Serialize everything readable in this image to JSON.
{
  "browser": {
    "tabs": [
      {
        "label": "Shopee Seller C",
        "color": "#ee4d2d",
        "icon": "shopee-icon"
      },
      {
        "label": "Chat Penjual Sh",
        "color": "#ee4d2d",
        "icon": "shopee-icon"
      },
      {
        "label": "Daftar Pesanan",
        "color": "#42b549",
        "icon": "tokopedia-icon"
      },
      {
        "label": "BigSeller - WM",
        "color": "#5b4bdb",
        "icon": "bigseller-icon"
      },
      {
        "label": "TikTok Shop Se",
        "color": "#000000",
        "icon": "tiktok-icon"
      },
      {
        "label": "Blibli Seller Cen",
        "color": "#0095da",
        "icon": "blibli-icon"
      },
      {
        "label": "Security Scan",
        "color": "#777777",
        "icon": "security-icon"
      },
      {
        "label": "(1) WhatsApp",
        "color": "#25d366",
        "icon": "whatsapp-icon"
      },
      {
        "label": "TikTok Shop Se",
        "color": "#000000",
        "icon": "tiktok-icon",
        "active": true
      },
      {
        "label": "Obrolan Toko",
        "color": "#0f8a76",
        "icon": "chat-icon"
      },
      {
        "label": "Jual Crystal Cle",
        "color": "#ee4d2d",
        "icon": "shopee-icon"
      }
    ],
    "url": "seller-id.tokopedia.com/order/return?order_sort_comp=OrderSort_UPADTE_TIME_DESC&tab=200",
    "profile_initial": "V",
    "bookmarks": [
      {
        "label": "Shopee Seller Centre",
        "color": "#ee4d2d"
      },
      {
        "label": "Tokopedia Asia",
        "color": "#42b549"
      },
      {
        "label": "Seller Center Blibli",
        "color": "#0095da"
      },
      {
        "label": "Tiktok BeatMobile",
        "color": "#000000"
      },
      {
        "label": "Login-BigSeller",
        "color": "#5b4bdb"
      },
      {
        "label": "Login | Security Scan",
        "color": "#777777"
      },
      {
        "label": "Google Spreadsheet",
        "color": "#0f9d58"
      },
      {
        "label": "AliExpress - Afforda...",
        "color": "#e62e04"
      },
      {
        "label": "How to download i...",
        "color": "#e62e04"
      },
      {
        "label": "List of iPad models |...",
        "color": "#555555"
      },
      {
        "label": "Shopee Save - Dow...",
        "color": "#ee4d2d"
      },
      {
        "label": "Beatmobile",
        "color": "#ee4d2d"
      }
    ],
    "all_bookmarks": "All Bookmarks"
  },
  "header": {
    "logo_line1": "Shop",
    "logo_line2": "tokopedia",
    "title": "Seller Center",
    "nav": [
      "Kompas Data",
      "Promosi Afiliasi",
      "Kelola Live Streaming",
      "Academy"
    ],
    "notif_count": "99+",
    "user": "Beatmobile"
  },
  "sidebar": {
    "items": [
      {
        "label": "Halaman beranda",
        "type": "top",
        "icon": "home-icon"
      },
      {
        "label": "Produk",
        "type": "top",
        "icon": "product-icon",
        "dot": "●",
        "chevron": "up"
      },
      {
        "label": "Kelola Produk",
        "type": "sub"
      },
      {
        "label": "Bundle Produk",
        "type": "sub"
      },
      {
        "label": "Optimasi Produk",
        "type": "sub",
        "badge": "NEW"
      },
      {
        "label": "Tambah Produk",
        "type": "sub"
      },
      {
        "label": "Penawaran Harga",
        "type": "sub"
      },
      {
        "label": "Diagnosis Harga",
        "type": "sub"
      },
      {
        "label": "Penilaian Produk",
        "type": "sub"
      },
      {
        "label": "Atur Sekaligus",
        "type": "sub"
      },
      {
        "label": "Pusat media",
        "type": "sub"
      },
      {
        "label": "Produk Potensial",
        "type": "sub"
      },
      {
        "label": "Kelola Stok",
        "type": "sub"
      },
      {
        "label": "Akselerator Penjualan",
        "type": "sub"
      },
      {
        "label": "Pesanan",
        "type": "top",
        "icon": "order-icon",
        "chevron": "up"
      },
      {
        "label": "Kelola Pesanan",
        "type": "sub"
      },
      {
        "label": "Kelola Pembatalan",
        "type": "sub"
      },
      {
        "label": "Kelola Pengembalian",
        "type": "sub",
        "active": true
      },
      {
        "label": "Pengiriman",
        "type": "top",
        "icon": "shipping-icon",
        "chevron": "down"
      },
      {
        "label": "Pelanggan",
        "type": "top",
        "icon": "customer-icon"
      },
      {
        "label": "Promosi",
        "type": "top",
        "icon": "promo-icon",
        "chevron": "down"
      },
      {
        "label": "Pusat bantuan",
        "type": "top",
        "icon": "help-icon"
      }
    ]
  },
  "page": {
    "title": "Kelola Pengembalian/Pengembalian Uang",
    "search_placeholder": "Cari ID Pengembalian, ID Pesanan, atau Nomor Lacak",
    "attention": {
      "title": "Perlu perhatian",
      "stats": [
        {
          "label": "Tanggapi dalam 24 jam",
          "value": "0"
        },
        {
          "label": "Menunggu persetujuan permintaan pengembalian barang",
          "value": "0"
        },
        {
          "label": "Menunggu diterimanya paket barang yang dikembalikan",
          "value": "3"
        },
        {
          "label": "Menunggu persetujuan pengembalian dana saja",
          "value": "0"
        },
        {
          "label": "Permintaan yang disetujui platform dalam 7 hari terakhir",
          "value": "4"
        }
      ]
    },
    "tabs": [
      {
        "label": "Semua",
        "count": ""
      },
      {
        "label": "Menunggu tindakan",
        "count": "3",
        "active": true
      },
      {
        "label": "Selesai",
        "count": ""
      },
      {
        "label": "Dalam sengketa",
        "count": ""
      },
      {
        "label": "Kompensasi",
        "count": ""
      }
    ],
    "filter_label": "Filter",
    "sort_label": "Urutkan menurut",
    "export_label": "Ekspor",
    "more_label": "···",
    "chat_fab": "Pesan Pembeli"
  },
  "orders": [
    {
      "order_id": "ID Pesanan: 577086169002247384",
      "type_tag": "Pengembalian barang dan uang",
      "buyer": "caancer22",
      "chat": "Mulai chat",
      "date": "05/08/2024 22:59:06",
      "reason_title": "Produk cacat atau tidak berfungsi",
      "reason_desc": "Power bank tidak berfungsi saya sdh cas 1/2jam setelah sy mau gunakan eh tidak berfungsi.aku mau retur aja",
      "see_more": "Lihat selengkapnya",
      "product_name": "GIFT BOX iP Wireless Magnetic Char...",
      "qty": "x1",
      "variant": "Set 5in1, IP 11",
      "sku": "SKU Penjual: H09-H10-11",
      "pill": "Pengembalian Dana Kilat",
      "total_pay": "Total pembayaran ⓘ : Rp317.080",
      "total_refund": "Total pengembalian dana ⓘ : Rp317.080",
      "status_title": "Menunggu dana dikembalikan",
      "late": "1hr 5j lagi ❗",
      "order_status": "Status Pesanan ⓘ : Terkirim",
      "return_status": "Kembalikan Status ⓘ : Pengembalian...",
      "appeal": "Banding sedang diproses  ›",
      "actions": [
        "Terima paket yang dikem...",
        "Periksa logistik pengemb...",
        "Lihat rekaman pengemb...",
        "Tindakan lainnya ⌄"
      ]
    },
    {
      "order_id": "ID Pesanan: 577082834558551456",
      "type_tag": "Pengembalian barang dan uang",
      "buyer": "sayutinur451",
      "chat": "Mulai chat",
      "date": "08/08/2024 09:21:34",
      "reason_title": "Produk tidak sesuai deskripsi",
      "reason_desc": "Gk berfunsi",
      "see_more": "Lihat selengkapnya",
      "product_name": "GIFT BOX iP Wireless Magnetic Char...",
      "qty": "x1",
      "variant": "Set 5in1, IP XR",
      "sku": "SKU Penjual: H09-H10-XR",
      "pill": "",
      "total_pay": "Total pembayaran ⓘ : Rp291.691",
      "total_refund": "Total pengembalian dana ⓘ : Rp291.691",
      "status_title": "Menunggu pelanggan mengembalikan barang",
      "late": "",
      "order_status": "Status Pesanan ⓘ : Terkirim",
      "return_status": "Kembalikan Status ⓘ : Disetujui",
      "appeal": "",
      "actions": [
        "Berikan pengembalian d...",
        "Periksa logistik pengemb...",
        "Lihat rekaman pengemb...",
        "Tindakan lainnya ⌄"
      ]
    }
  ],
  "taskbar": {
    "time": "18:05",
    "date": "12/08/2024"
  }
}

> **TASK DETAILS**
Count the lines that hold the string "tidak" and state that number alone.

> **RESPONSE**
3